* _Problem description_
From the listing below, tally the lines that include "locales". Return only the total.

[BEGIN Dataset rows]

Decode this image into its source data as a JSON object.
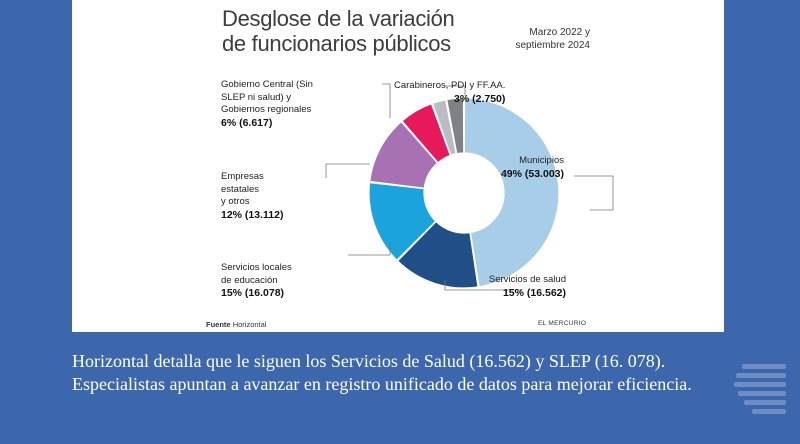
{
  "chart_data": {
    "type": "pie",
    "title": "Desglose de la variación de funcionarios públicos",
    "subtitle": "Marzo 2022 y septiembre 2024",
    "slices": [
      {
        "name": "Municipios",
        "percent_label": "49%",
        "value_label": "(53.003)",
        "value": 53003,
        "color": "#a8cde8"
      },
      {
        "name": "Servicios de salud",
        "percent_label": "15%",
        "value_label": "(16.562)",
        "value": 16562,
        "color": "#1f4f86"
      },
      {
        "name": "Servicios locales de educación",
        "percent_label": "15%",
        "value_label": "(16.078)",
        "value": 16078,
        "color": "#1aa3dd"
      },
      {
        "name": "Empresas estatales y otros",
        "percent_label": "12%",
        "value_label": "(13.112)",
        "value": 13112,
        "color": "#a871b4"
      },
      {
        "name": "Gobierno Central (Sin SLEP ni salud) y Gobiernos regionales",
        "percent_label": "6%",
        "value_label": "(6.617)",
        "value": 6617,
        "color": "#e8195a"
      },
      {
        "name": "Carabineros, PDI y FF.AA.",
        "percent_label": "3%",
        "value_label": "(2.750)",
        "value": 2750,
        "color": "#b9bcc2"
      }
    ],
    "extra_wedge_color": "#7f8186",
    "legend": "none"
  },
  "labels": {
    "carabineros": {
      "name": "Carabineros, PDI y FF.AA.",
      "value": "3% (2.750)"
    },
    "municipios": {
      "name": "Municipios",
      "value": "49% (53.003)"
    },
    "salud": {
      "name": "Servicios de salud",
      "value": "15% (16.562)"
    },
    "educacion": {
      "name1": "Servicios locales",
      "name2": "de educación",
      "value": "15% (16.078)"
    },
    "empresas": {
      "name1": "Empresas",
      "name2": "estatales",
      "name3": "y otros",
      "value": "12% (13.112)"
    },
    "gobierno": {
      "name1": "Gobierno Central (Sin",
      "name2": "SLEP ni salud) y",
      "name3": "Gobiernos regionales",
      "value": "6% (6.617)"
    }
  },
  "footer": {
    "source_label": "Fuente",
    "source_value": "Horizontal",
    "brand": "EL MERCURIO"
  },
  "caption": "Horizontal detalla que le siguen los Servicios de Salud (16.562) y SLEP (16. 078). Especialistas apuntan a avanzar en registro unificado de datos para mejorar eficiencia."
}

[END Dataset rows]

* _Answer to the task_
2